Figure contents as structured data:
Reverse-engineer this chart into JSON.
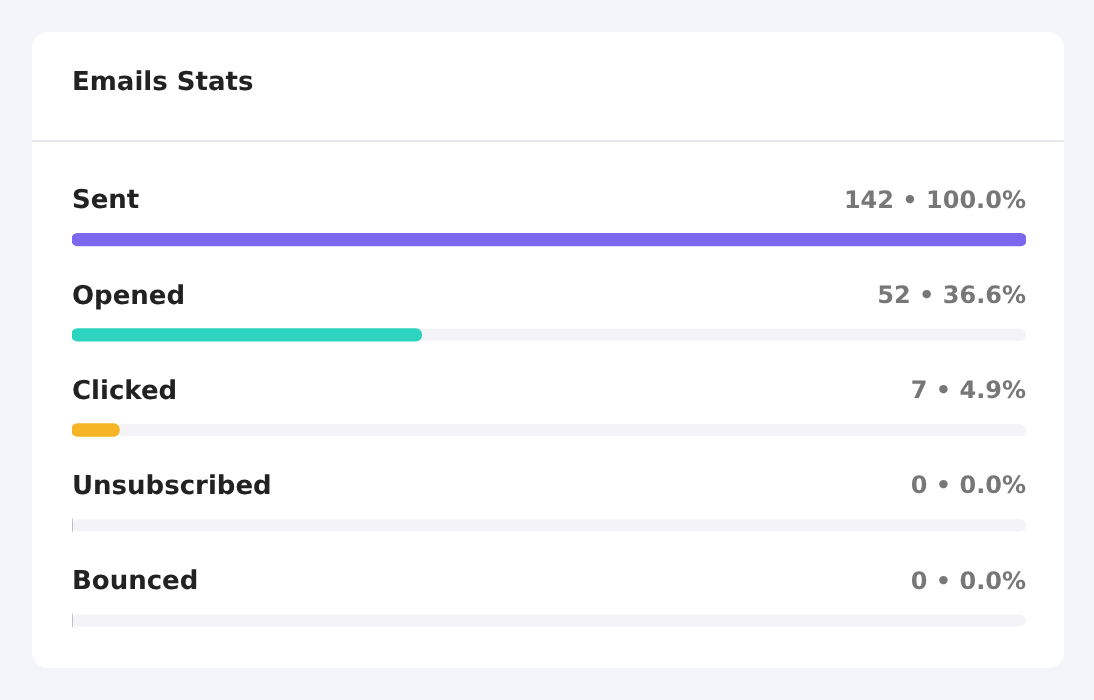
{
  "chart_data": {
    "type": "bar",
    "orientation": "horizontal",
    "title": "Emails Stats",
    "categories": [
      "Sent",
      "Opened",
      "Clicked",
      "Unsubscribed",
      "Bounced"
    ],
    "values": [
      142,
      52,
      7,
      0,
      0
    ],
    "colors": [
      "#7b68ee",
      "#2dd4bf",
      "#f5b526",
      null,
      null
    ],
    "value_labels": [
      "142 • 100.0%",
      "52 • 36.6%",
      "7 • 4.9%",
      "0 • 0.0%",
      "0 • 0.0%"
    ],
    "xlim": [
      0,
      142
    ],
    "legend": false
  }
}
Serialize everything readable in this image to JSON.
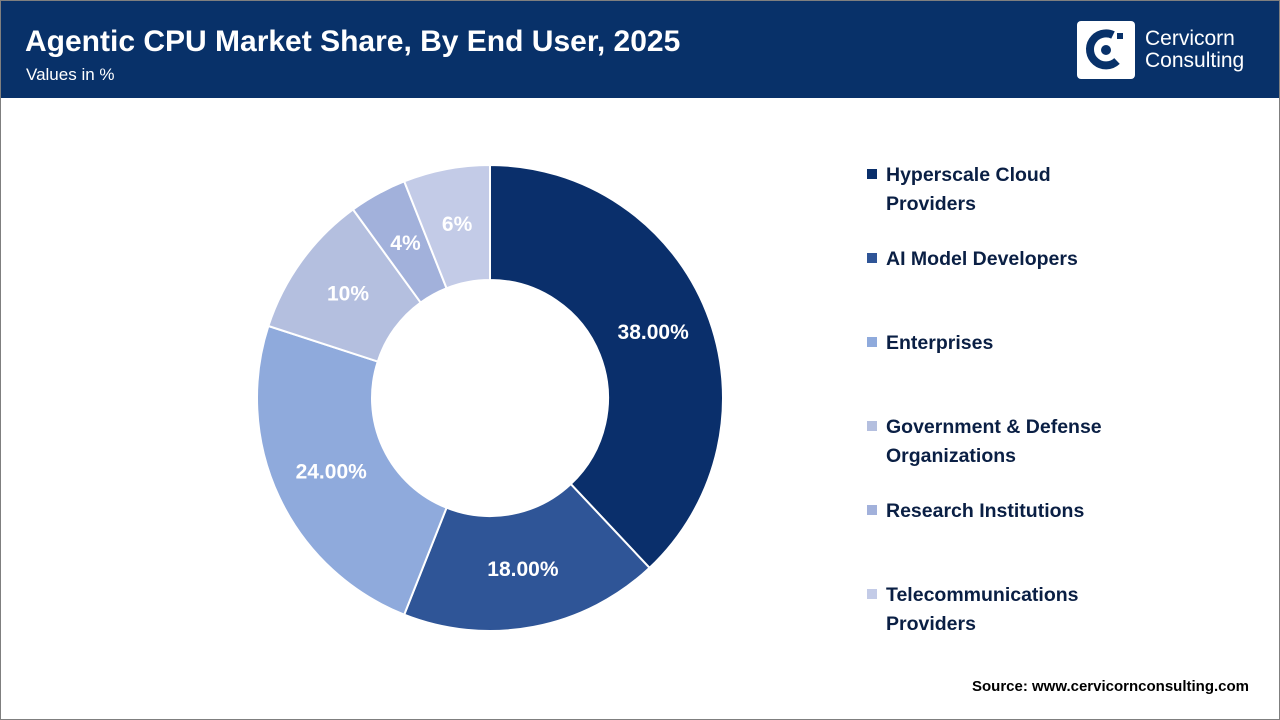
{
  "chart_data": {
    "type": "donut",
    "title": "Agentic CPU Market Share, By End User, 2025",
    "subtitle": "Values in %",
    "logo_text": [
      "Cervicorn",
      "Consulting"
    ],
    "source": "Source: www.cervicornconsulting.com",
    "categories": [
      "Hyperscale Cloud Providers",
      "AI Model Developers",
      "Enterprises",
      "Government & Defense Organizations",
      "Research Institutions",
      "Telecommunications Providers"
    ],
    "values": [
      38,
      18,
      24,
      10,
      4,
      6
    ],
    "value_labels": [
      "38.00%",
      "18.00%",
      "24.00%",
      "10%",
      "4%",
      "6%"
    ],
    "colors": [
      "#0a2f6b",
      "#2f5597",
      "#8faadc",
      "#b4bfdf",
      "#a2b1db",
      "#c3cbe7"
    ],
    "legend": "right"
  }
}
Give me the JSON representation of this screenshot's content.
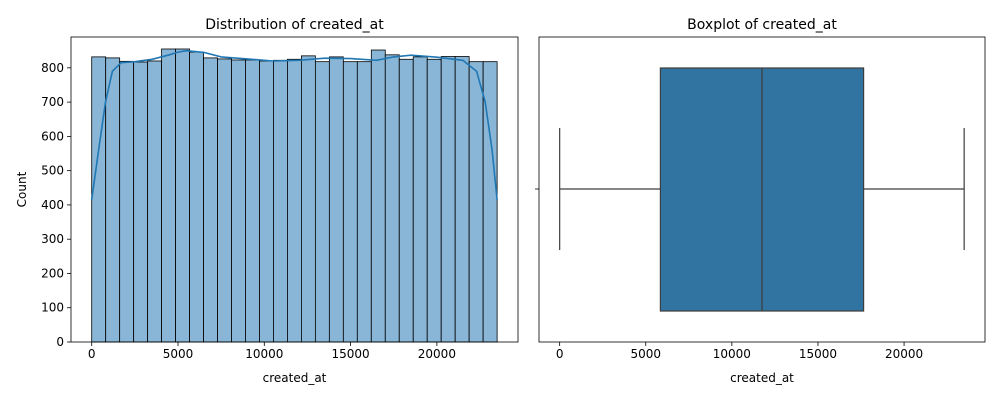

Written problem: Go through the data above and transcribe it in full, omitting any image.

Response:
Reverse-engineer this chart into JSON.
{
  "chart_data": {
    "type": "bar",
    "orientation": "horizontal",
    "title": "Emails Stats",
    "categories": [
      "Sent",
      "Opened",
      "Clicked",
      "Unsubscribed",
      "Bounced"
    ],
    "values": [
      142,
      52,
      7,
      0,
      0
    ],
    "colors": [
      "#7b68ee",
      "#2dd4bf",
      "#f5b526",
      null,
      null
    ],
    "value_labels": [
      "142 • 100.0%",
      "52 • 36.6%",
      "7 • 4.9%",
      "0 • 0.0%",
      "0 • 0.0%"
    ],
    "xlim": [
      0,
      142
    ],
    "legend": false
  }
}
Serialize everything readable in this image to JSON.
{
  "chart_data": {
    "type": "donut",
    "title": "Agentic CPU Market Share, By End User, 2025",
    "subtitle": "Values in %",
    "logo_text": [
      "Cervicorn",
      "Consulting"
    ],
    "source": "Source: www.cervicornconsulting.com",
    "categories": [
      "Hyperscale Cloud Providers",
      "AI Model Developers",
      "Enterprises",
      "Government & Defense Organizations",
      "Research Institutions",
      "Telecommunications Providers"
    ],
    "values": [
      38,
      18,
      24,
      10,
      4,
      6
    ],
    "value_labels": [
      "38.00%",
      "18.00%",
      "24.00%",
      "10%",
      "4%",
      "6%"
    ],
    "colors": [
      "#0a2f6b",
      "#2f5597",
      "#8faadc",
      "#b4bfdf",
      "#a2b1db",
      "#c3cbe7"
    ],
    "legend": "right"
  }
}
Give me the JSON representation of this screenshot's content.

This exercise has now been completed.